Bombing Monte Cassino

From the time Allied troops moved into mainland Italy in mid-1943, debates about how to handle the country’s religious landmarks vexed top military and political officials in the U.S. and U.K.

While winning the war was their unquestioned priority, they were cognizant of public opinion when it came to unnecessary destruction of culturally significant sites, and field commanders had been instructed to avoid damaging them whenever possible. When U.S. bombers first hit Rome in July 1943, for instance, aircrews were given detailed maps depicting key sites and ordered to keep their munitions away from them.

Even as the ground war in Italy deteriorated into a muddy stalemate over the winter of 1943-44, military leaders doubled down on those directives. On Dec. 29, 1943, Gen. Dwight D. Eisenhower wrote in a memo to his commanders that the Allies were “bound to respect those monuments so far as war allows.” He continued:

If we have to choose between destroying a famous building and sacrificing our own men, then our men’s lives count infinitely more and the buildings must go. But the choice is not always so clear-cut as that. In many cases the monument can be spared without any detriment to operational needs.

Nothing can stand against the argument of military necessity. That is an accepted principle. But the phrase ‘military necessity’ is sometimes used where it would be more truthful to speak of military convenience or even personal convenience. I do not want it to cloak slackness or indifference.
■ ■ ■ ■
=== TASKS TO COMPLETE ===
1. Set down the part of the Monte Cassino passage starting with "Bombing Monte Cassino" and going on through "U.S. and U.K.", word for word.
2. In the Monte Cassino passage, on what date did Eisenhower write the memo to his commanders?
You won't need the lines that come after the Monte Cassino passage.

=== RECORDED INFORMATION ===
■ ■ ■ ■
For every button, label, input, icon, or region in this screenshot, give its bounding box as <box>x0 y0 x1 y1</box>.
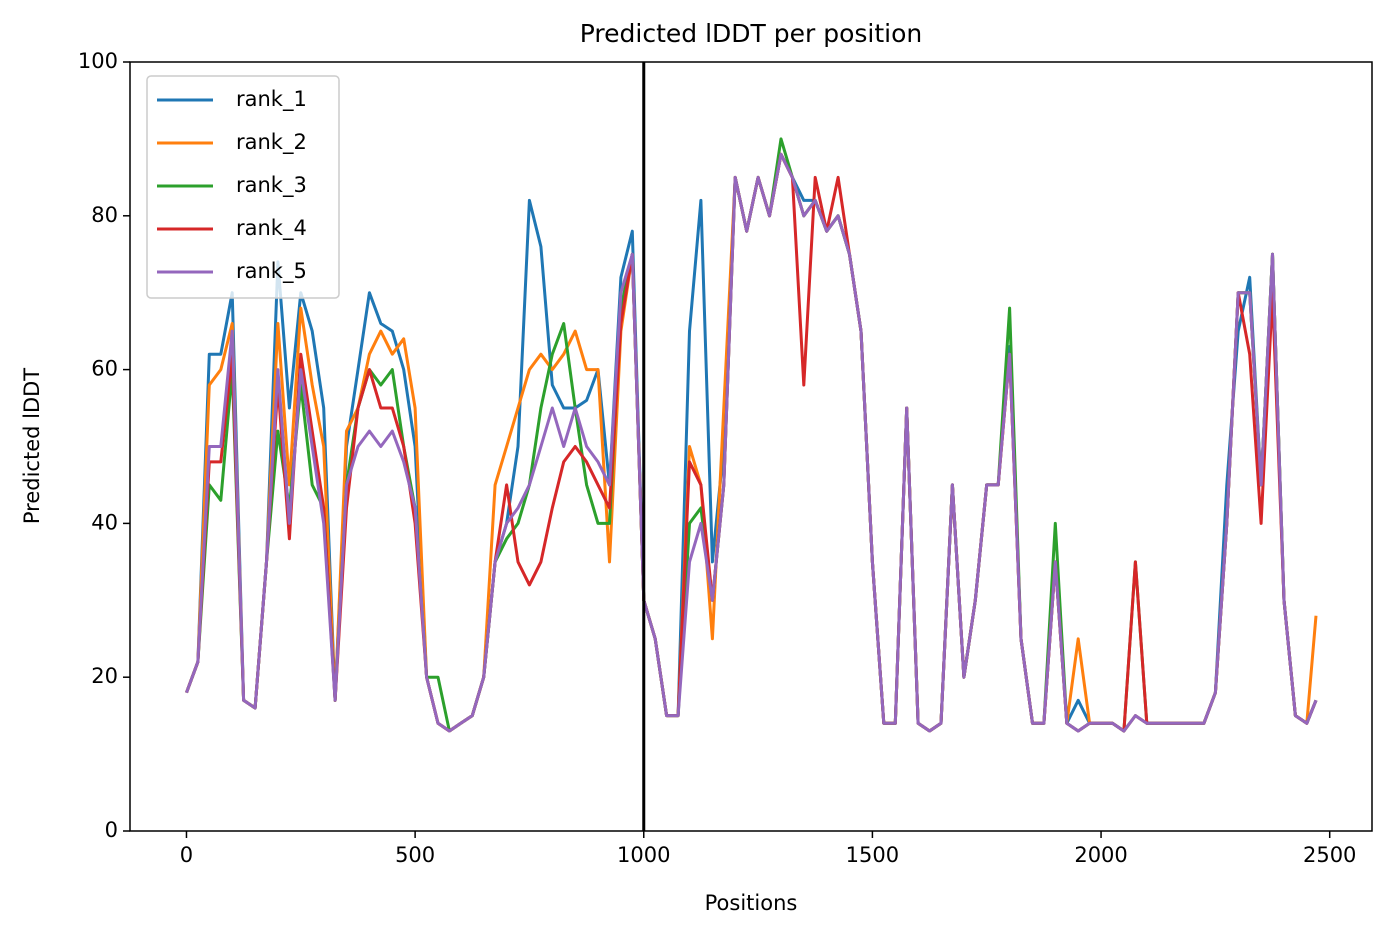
■ ■ ■ ■
=== ANSWERS TO EACH TASK ===
1.
Bombing Monte Cassino

From the time Allied troops moved into mainland Italy in mid-1943, debates about how to handle the country’s religious landmarks vexed top military and political officials in the U.S. and U.K.

2. Dec. 29, 1943.